### SHORT TASK:
Wherever the string "class" shows up in a line, count that line. Give the total alone.

### SUPPLIED INFORMATION:
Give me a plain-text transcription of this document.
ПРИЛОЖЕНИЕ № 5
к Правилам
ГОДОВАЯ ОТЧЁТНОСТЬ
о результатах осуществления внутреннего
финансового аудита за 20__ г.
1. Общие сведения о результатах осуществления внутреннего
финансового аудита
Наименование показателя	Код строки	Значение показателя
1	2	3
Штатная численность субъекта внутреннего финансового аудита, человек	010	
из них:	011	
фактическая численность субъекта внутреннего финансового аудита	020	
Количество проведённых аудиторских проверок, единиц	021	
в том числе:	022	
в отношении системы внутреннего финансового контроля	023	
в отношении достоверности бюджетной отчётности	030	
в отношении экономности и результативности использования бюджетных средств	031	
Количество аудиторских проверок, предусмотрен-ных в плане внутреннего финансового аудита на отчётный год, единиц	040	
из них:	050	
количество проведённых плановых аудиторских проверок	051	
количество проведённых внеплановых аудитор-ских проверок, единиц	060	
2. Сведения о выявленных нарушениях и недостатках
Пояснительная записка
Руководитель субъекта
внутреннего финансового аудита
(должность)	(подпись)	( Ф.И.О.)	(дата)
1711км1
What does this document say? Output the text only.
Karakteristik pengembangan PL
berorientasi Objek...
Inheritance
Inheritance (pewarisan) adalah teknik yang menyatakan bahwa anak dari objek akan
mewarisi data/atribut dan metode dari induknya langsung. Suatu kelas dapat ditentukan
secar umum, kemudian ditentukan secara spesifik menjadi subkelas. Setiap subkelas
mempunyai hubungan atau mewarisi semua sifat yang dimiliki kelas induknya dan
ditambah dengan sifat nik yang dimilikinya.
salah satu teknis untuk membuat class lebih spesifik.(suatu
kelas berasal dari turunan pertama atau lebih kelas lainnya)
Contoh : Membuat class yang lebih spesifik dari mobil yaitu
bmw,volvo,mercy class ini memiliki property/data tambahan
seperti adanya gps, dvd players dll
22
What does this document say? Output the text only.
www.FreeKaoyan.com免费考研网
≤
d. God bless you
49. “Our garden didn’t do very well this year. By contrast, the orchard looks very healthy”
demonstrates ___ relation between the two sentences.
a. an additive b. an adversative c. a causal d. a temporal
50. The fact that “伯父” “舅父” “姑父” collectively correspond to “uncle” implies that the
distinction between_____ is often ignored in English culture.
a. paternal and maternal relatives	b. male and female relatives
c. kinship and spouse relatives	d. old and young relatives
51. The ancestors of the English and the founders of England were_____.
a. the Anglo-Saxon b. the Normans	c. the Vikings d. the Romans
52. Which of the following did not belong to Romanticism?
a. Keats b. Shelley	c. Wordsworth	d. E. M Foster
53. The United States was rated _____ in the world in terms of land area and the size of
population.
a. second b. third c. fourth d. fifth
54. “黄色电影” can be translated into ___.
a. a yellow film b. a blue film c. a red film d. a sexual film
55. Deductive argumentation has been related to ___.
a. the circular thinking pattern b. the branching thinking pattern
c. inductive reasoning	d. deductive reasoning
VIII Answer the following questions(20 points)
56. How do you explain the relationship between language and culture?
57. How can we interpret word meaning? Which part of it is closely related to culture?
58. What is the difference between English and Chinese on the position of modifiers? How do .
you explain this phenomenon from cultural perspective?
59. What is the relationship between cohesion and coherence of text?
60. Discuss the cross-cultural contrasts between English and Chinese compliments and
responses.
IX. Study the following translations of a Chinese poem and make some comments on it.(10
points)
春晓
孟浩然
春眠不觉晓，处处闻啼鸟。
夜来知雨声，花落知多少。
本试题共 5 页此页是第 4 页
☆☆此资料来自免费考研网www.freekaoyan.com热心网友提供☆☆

### SOLUTION:
3